╔══
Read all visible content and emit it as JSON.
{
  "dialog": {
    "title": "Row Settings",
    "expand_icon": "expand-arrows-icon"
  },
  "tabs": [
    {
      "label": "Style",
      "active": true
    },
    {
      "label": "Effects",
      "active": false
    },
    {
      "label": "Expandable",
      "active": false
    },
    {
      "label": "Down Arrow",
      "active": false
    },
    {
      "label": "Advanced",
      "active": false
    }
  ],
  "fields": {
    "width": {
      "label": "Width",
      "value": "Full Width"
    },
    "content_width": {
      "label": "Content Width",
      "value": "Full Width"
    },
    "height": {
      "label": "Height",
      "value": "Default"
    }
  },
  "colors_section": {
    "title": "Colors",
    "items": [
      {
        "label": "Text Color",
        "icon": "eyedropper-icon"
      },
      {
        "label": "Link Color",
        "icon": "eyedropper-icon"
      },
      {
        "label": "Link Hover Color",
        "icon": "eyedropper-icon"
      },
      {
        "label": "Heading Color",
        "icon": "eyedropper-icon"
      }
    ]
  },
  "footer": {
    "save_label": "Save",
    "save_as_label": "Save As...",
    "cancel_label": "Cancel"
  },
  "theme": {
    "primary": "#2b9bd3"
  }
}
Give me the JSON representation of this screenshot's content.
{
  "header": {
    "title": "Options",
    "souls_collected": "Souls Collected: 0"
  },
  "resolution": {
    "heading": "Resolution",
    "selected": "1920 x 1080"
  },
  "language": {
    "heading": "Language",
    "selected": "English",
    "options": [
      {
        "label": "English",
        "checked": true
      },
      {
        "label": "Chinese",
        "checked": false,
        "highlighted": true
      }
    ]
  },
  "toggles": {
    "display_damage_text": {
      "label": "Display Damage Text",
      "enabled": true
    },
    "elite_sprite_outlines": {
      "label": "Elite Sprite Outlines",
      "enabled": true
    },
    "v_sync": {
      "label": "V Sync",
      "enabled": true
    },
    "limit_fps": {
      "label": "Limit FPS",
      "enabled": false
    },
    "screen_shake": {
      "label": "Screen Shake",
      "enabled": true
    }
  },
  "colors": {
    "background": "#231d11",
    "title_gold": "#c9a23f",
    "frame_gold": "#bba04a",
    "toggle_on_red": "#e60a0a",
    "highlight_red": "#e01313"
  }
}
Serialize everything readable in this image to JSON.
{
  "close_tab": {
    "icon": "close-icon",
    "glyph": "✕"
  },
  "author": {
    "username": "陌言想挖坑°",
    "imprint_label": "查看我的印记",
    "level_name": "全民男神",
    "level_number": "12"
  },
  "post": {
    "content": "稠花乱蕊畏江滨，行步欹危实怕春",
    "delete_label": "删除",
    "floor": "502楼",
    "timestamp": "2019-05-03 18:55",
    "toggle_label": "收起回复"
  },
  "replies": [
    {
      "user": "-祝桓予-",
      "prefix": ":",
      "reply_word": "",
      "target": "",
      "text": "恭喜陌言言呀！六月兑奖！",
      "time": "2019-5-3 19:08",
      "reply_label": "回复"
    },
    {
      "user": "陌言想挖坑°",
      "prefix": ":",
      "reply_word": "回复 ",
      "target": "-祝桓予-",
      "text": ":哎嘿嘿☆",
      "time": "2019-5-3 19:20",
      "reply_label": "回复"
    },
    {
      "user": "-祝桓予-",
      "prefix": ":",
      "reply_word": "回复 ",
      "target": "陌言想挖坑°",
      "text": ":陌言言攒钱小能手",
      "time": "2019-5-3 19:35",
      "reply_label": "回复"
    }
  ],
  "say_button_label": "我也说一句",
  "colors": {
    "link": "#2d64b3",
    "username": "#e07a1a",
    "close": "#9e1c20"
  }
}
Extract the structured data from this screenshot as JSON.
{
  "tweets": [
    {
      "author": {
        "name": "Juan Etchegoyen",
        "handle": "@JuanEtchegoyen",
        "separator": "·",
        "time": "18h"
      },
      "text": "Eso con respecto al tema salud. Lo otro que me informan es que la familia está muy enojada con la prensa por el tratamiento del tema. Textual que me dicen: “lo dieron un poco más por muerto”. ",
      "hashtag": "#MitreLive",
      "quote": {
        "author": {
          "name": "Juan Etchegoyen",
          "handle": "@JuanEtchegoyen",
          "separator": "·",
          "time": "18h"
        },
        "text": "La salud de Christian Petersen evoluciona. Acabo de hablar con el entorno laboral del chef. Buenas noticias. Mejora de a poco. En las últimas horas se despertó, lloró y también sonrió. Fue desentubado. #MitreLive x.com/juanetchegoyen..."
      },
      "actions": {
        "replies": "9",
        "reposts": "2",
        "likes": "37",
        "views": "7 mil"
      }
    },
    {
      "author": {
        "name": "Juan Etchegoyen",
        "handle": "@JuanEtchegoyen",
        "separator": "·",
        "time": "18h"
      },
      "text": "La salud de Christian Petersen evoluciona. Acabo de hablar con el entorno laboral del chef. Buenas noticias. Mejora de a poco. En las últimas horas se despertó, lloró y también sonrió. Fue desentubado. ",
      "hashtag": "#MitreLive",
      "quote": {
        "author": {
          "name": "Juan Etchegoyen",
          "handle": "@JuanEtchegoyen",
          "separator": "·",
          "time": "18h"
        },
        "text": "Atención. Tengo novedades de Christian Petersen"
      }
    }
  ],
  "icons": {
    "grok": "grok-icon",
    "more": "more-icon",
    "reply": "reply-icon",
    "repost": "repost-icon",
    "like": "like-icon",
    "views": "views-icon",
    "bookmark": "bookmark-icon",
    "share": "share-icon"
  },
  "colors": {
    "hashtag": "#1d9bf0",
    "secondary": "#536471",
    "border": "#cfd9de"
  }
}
╚══
[Given problem]: Take the entries above and copy them out exactly.

[Exercise result]:
Read all visible content and emit it as JSON.
{
  "dialog": {
    "title": "Row Settings",
    "expand_icon": "expand-arrows-icon"
  },
  "tabs": [
    {
      "label": "Style",
      "active": true
    },
    {
      "label": "Effects",
      "active": false
    },
    {
      "label": "Expandable",
      "active": false
    },
    {
      "label": "Down Arrow",
      "active": false
    },
    {
      "label": "Advanced",
      "active": false
    }
  ],
  "fields": {
    "width": {
      "label": "Width",
      "value": "Full Width"
    },
    "content_width": {
      "label": "Content Width",
      "value": "Full Width"
    },
    "height": {
      "label": "Height",
      "value": "Default"
    }
  },
  "colors_section": {
    "title": "Colors",
    "items": [
      {
        "label": "Text Color",
        "icon": "eyedropper-icon"
      },
      {
        "label": "Link Color",
        "icon": "eyedropper-icon"
      },
      {
        "label": "Link Hover Color",
        "icon": "eyedropper-icon"
      },
      {
        "label": "Heading Color",
        "icon": "eyedropper-icon"
      }
    ]
  },
  "footer": {
    "save_label": "Save",
    "save_as_label": "Save As...",
    "cancel_label": "Cancel"
  },
  "theme": {
    "primary": "#2b9bd3"
  }
}
Give me the JSON representation of this screenshot's content.
{
  "header": {
    "title": "Options",
    "souls_collected": "Souls Collected: 0"
  },
  "resolution": {
    "heading": "Resolution",
    "selected": "1920 x 1080"
  },
  "language": {
    "heading": "Language",
    "selected": "English",
    "options": [
      {
        "label": "English",
        "checked": true
      },
      {
        "label": "Chinese",
        "checked": false,
        "highlighted": true
      }
    ]
  },
  "toggles": {
    "display_damage_text": {
      "label": "Display Damage Text",
      "enabled": true
    },
    "elite_sprite_outlines": {
      "label": "Elite Sprite Outlines",
      "enabled": true
    },
    "v_sync": {
      "label": "V Sync",
      "enabled": true
    },
    "limit_fps": {
      "label": "Limit FPS",
      "enabled": false
    },
    "screen_shake": {
      "label": "Screen Shake",
      "enabled": true
    }
  },
  "colors": {
    "background": "#231d11",
    "title_gold": "#c9a23f",
    "frame_gold": "#bba04a",
    "toggle_on_red": "#e60a0a",
    "highlight_red": "#e01313"
  }
}
Serialize everything readable in this image to JSON.
{
  "close_tab": {
    "icon": "close-icon",
    "glyph": "✕"
  },
  "author": {
    "username": "陌言想挖坑°",
    "imprint_label": "查看我的印记",
    "level_name": "全民男神",
    "level_number": "12"
  },
  "post": {
    "content": "稠花乱蕊畏江滨，行步欹危实怕春",
    "delete_label": "删除",
    "floor": "502楼",
    "timestamp": "2019-05-03 18:55",
    "toggle_label": "收起回复"
  },
  "replies": [
    {
      "user": "-祝桓予-",
      "prefix": ":",
      "reply_word": "",
      "target": "",
      "text": "恭喜陌言言呀！六月兑奖！",
      "time": "2019-5-3 19:08",
      "reply_label": "回复"
    },
    {
      "user": "陌言想挖坑°",
      "prefix": ":",
      "reply_word": "回复 ",
      "target": "-祝桓予-",
      "text": ":哎嘿嘿☆",
      "time": "2019-5-3 19:20",
      "reply_label": "回复"
    },
    {
      "user": "-祝桓予-",
      "prefix": ":",
      "reply_word": "回复 ",
      "target": "陌言想挖坑°",
      "text": ":陌言言攒钱小能手",
      "time": "2019-5-3 19:35",
      "reply_label": "回复"
    }
  ],
  "say_button_label": "我也说一句",
  "colors": {
    "link": "#2d64b3",
    "username": "#e07a1a",
    "close": "#9e1c20"
  }
}
Extract the structured data from this screenshot as JSON.
{
  "tweets": [
    {
      "author": {
        "name": "Juan Etchegoyen",
        "handle": "@JuanEtchegoyen",
        "separator": "·",
        "time": "18h"
      },
      "text": "Eso con respecto al tema salud. Lo otro que me informan es que la familia está muy enojada con la prensa por el tratamiento del tema. Textual que me dicen: “lo dieron un poco más por muerto”. ",
      "hashtag": "#MitreLive",
      "quote": {
        "author": {
          "name": "Juan Etchegoyen",
          "handle": "@JuanEtchegoyen",
          "separator": "·",
          "time": "18h"
        },
        "text": "La salud de Christian Petersen evoluciona. Acabo de hablar con el entorno laboral del chef. Buenas noticias. Mejora de a poco. En las últimas horas se despertó, lloró y también sonrió. Fue desentubado. #MitreLive x.com/juanetchegoyen..."
      },
      "actions": {
        "replies": "9",
        "reposts": "2",
        "likes": "37",
        "views": "7 mil"
      }
    },
    {
      "author": {
        "name": "Juan Etchegoyen",
        "handle": "@JuanEtchegoyen",
        "separator": "·",
        "time": "18h"
      },
      "text": "La salud de Christian Petersen evoluciona. Acabo de hablar con el entorno laboral del chef. Buenas noticias. Mejora de a poco. En las últimas horas se despertó, lloró y también sonrió. Fue desentubado. ",
      "hashtag": "#MitreLive",
      "quote": {
        "author": {
          "name": "Juan Etchegoyen",
          "handle": "@JuanEtchegoyen",
          "separator": "·",
          "time": "18h"
        },
        "text": "Atención. Tengo novedades de Christian Petersen"
      }
    }
  ],
  "icons": {
    "grok": "grok-icon",
    "more": "more-icon",
    "reply": "reply-icon",
    "repost": "repost-icon",
    "like": "like-icon",
    "views": "views-icon",
    "bookmark": "bookmark-icon",
    "share": "share-icon"
  },
  "colors": {
    "hashtag": "#1d9bf0",
    "secondary": "#536471",
    "border": "#cfd9de"
  }
}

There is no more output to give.